== Metinden Bölüm

- Kategori
- Ramazan
Eski ramazanlarda iyilik
Öyle güzel bir dinimiz var ki bizim son zamanda olan uygulamalara bakınca,
ya uygulanan bizim dinimiz değil ya da bunu uygulayanlar "Müslüman" değil diyesim geliyor...
Diyor ki bizim dinimiz "Sağ elin verdiğini sol el görmemeli" Yani iyilik yapıyorsanız
kimse görmemeli bilmemeli...
"Osmanlı zamanında Ramazan günlerinde memleketin ileri gelen zenginleri tebdili kıyafetlerle hiç tanımadıkları mahallelerdeki bakkal manava dükkanlarına gider o zaman ZİMEM Defterini( Veresiye defteri) çıkarmalarını isterlermiş.
Defterin başından ortasından sonundan sahifelerdeki borçları toplatır toplam borçların tamamını ödedikten sonra defterden sildirirlermiş. "Bu borcu silin Allah Kabul etsin! der kendilerini de tanıtmadan ayrılır giderlermiş...
Borcu ödeyen borçlunun kim olduğundan habersizdir borçlu borcu ödeyeni tanımamaktadır."
Bakkal manav hemen hemen hiç kalmadı hele veresiye defteri ise tamamen mazi oldu sanıyorum. Onların yerini kredi kartları borçları aldı, zenginler ise artık saklı maklı değil reklamlarla iyilik (sadaka) dağıtıyorlar...
Diyor ki dinimiz;
"Siz alabilirsiniz ama alamayanlar var,
Siz içebilirsiniz ama içemeyenler var,
Siz yiyebilirsiniz ama yiyemeyenler var,
Siz bulabilirsiniz ama bulamayanlar var,
Siz giyebilirsiniz ama giyemeyenler var...
Hiç bir şeyin israfına kaçmadan aşırı gösterişli olmadan başkalarını da düşünün..."
" İtalya da ikinci dünya savaşının zor zamanlarında kahve tiryakileri kendi aralarında yaşanan kahve içme zorluklarına bir çare bulurlar.

====
== Derlenen Malzeme

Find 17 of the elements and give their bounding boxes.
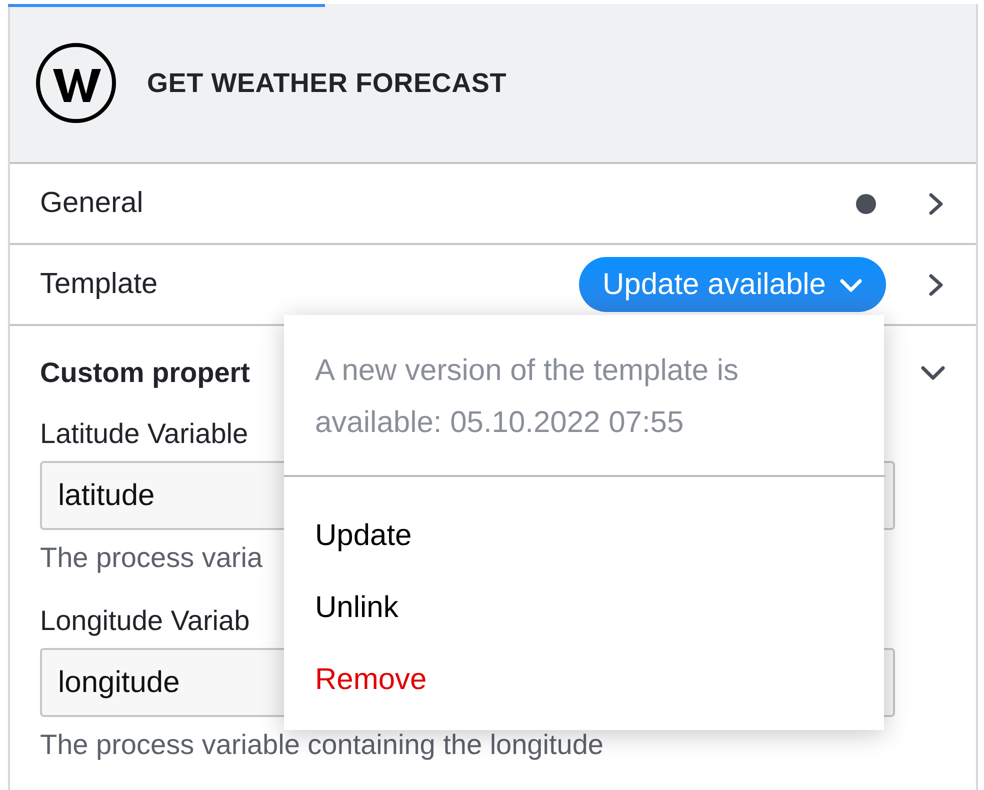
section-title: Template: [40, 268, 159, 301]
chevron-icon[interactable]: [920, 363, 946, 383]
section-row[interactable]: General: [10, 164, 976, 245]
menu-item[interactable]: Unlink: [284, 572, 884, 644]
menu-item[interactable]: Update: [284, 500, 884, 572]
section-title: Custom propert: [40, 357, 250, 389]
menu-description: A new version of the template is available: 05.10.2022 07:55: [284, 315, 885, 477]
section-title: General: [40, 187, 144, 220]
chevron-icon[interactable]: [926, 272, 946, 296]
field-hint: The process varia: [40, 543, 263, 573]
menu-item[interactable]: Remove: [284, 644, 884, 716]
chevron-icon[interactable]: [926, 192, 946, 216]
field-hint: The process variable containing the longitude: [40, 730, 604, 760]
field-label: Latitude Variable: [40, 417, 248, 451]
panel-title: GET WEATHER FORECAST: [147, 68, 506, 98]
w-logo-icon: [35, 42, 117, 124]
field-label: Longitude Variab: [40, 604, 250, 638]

====
== Derlenen Malzeme

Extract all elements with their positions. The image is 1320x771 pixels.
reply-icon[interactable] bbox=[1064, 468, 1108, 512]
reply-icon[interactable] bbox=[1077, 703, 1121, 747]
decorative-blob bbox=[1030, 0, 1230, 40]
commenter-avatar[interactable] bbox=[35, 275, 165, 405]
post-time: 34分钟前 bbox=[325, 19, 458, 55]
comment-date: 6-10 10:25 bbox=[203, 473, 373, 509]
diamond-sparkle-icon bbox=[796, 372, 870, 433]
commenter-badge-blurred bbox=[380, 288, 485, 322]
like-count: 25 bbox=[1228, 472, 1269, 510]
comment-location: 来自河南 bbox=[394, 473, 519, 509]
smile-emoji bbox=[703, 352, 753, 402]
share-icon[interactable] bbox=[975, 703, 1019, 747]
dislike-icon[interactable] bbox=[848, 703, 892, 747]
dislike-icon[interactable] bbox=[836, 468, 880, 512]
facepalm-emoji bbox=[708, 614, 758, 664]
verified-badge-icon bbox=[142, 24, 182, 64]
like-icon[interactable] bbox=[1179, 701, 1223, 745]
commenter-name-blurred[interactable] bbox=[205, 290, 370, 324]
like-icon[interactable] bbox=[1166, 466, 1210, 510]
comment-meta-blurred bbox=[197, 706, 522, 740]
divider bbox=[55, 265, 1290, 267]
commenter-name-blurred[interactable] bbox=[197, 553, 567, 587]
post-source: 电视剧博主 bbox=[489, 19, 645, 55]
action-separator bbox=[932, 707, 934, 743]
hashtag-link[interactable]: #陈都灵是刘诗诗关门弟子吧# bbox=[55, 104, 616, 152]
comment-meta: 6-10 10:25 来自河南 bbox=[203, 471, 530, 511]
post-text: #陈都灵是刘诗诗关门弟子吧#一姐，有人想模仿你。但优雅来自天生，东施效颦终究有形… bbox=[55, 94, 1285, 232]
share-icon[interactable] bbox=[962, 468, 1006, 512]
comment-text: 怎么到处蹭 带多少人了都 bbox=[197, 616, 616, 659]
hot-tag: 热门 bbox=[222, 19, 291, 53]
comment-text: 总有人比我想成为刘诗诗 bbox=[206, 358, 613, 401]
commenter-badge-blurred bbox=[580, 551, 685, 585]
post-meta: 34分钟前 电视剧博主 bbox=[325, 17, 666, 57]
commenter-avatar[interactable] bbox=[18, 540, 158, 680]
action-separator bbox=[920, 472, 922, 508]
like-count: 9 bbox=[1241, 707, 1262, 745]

====

• **Çalışma Görevleri**
a. Eski ramazanlardaki iyilik üzerine olan metinde geçen "Bakkal manav hemen hemen hiç kalmadı hele veresiye defteri ise tamamen mazi oldu sanıyorum." cümlesini İngilizceye çevirin.
b. Eski ramazanlardaki iyilik üzerine olan metni düzenleyin: "Diyor ki bizim" sözlerinden başlayıp aşağıda "iyilik (sadaka) dağıtıyorlar..." sözlerine kadar uzanan kısmın tamamını, "Osmanlı" yerine "Eski İstanbul" koyarak yeniden yazın.

• **Görevlerin Çözümleri**
a. There are hardly any grocers or greengrocers left, and as for the credit ledger, I think it has become entirely a thing of the past.

b.
Diyor ki bizim dinimiz "Sağ elin verdiğini sol el görmemeli" Yani iyilik yapıyorsanız
kimse görmemeli bilmemeli...
"Eski İstanbul zamanında Ramazan günlerinde memleketin ileri gelen zenginleri tebdili kıyafetlerle hiç tanımadıkları mahallelerdeki bakkal manava dükkanlarına gider o zaman ZİMEM Defterini( Veresiye defteri) çıkarmalarını isterlermiş.
Defterin başından ortasından sonundan sahifelerdeki borçları toplatır toplam borçların tamamını ödedikten sonra defterden sildirirlermiş. "Bu borcu silin Allah Kabul etsin! der kendilerini de tanıtmadan ayrılır giderlermiş...
Borcu ödeyen borçlunun kim olduğundan habersizdir borçlu borcu ödeyeni tanımamaktadır."
Bakkal manav hemen hemen hiç kalmadı hele veresiye defteri ise tamamen mazi oldu sanıyorum. Onların yerini kredi kartları borçları aldı, zenginler ise artık saklı maklı değil reklamlarla iyilik (sadaka) dağıtıyorlar...